## BEGIN THE DATA

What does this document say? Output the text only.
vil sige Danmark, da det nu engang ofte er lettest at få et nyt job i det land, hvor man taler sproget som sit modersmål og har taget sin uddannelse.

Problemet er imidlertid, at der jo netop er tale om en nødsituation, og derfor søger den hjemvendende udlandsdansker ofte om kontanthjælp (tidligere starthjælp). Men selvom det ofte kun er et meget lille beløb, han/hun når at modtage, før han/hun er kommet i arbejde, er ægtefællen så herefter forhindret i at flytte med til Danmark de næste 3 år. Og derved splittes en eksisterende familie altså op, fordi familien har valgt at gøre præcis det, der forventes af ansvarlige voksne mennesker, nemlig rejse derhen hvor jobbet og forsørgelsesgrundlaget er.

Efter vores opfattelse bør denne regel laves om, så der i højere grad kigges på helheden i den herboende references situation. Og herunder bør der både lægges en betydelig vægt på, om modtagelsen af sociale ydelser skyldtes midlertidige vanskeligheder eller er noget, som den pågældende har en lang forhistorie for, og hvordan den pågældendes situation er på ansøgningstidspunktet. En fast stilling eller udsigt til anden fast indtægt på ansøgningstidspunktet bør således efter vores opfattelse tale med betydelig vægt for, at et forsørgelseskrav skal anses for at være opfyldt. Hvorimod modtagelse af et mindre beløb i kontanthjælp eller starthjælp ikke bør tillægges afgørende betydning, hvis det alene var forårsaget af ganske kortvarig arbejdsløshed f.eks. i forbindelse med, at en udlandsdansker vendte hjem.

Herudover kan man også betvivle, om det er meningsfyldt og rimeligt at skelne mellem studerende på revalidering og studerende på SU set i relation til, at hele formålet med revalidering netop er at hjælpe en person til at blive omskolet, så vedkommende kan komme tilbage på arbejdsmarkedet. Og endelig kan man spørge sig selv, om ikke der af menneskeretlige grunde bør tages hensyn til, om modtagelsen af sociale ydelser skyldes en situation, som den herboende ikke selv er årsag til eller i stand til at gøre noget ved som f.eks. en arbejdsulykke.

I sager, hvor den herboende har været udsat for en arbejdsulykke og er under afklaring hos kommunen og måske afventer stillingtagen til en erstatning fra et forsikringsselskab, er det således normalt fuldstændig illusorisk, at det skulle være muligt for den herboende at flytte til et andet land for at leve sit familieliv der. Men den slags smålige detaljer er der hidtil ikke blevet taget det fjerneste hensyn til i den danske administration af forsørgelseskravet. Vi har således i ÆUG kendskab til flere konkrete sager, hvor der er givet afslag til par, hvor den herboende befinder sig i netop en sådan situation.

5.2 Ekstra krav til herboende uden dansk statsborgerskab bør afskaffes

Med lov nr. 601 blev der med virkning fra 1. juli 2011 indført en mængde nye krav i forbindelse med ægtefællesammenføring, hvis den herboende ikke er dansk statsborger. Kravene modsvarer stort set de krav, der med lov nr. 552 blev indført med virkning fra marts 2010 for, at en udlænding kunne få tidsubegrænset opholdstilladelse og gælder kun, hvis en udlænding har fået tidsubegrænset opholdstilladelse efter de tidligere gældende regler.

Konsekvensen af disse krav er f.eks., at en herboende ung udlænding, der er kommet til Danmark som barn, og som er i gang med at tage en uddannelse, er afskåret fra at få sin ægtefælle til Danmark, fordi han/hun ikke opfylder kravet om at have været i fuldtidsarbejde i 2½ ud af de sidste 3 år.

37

## END THE DATA

## SET PROBLEM
Return all the data exactly as given.

## FINISHED EXERCISE
What does this document say? Output the text only.
vil sige Danmark, da det nu engang ofte er lettest at få et nyt job i det land, hvor man taler sproget som sit modersmål og har taget sin uddannelse.

Problemet er imidlertid, at der jo netop er tale om en nødsituation, og derfor søger den hjemvendende udlandsdansker ofte om kontanthjælp (tidligere starthjælp). Men selvom det ofte kun er et meget lille beløb, han/hun når at modtage, før han/hun er kommet i arbejde, er ægtefællen så herefter forhindret i at flytte med til Danmark de næste 3 år. Og derved splittes en eksisterende familie altså op, fordi familien har valgt at gøre præcis det, der forventes af ansvarlige voksne mennesker, nemlig rejse derhen hvor jobbet og forsørgelsesgrundlaget er.

Efter vores opfattelse bør denne regel laves om, så der i højere grad kigges på helheden i den herboende references situation. Og herunder bør der både lægges en betydelig vægt på, om modtagelsen af sociale ydelser skyldtes midlertidige vanskeligheder eller er noget, som den pågældende har en lang forhistorie for, og hvordan den pågældendes situation er på ansøgningstidspunktet. En fast stilling eller udsigt til anden fast indtægt på ansøgningstidspunktet bør således efter vores opfattelse tale med betydelig vægt for, at et forsørgelseskrav skal anses for at være opfyldt. Hvorimod modtagelse af et mindre beløb i kontanthjælp eller starthjælp ikke bør tillægges afgørende betydning, hvis det alene var forårsaget af ganske kortvarig arbejdsløshed f.eks. i forbindelse med, at en udlandsdansker vendte hjem.

Herudover kan man også betvivle, om det er meningsfyldt og rimeligt at skelne mellem studerende på revalidering og studerende på SU set i relation til, at hele formålet med revalidering netop er at hjælpe en person til at blive omskolet, så vedkommende kan komme tilbage på arbejdsmarkedet. Og endelig kan man spørge sig selv, om ikke der af menneskeretlige grunde bør tages hensyn til, om modtagelsen af sociale ydelser skyldes en situation, som den herboende ikke selv er årsag til eller i stand til at gøre noget ved som f.eks. en arbejdsulykke.

I sager, hvor den herboende har været udsat for en arbejdsulykke og er under afklaring hos kommunen og måske afventer stillingtagen til en erstatning fra et forsikringsselskab, er det således normalt fuldstændig illusorisk, at det skulle være muligt for den herboende at flytte til et andet land for at leve sit familieliv der. Men den slags smålige detaljer er der hidtil ikke blevet taget det fjerneste hensyn til i den danske administration af forsørgelseskravet. Vi har således i ÆUG kendskab til flere konkrete sager, hvor der er givet afslag til par, hvor den herboende befinder sig i netop en sådan situation.

5.2 Ekstra krav til herboende uden dansk statsborgerskab bør afskaffes

Med lov nr. 601 blev der med virkning fra 1. juli 2011 indført en mængde nye krav i forbindelse med ægtefællesammenføring, hvis den herboende ikke er dansk statsborger. Kravene modsvarer stort set de krav, der med lov nr. 552 blev indført med virkning fra marts 2010 for, at en udlænding kunne få tidsubegrænset opholdstilladelse og gælder kun, hvis en udlænding har fået tidsubegrænset opholdstilladelse efter de tidligere gældende regler.

Konsekvensen af disse krav er f.eks., at en herboende ung udlænding, der er kommet til Danmark som barn, og som er i gang med at tage en uddannelse, er afskåret fra at få sin ægtefælle til Danmark, fordi han/hun ikke opfylder kravet om at have været i fuldtidsarbejde i 2½ ud af de sidste 3 år.

37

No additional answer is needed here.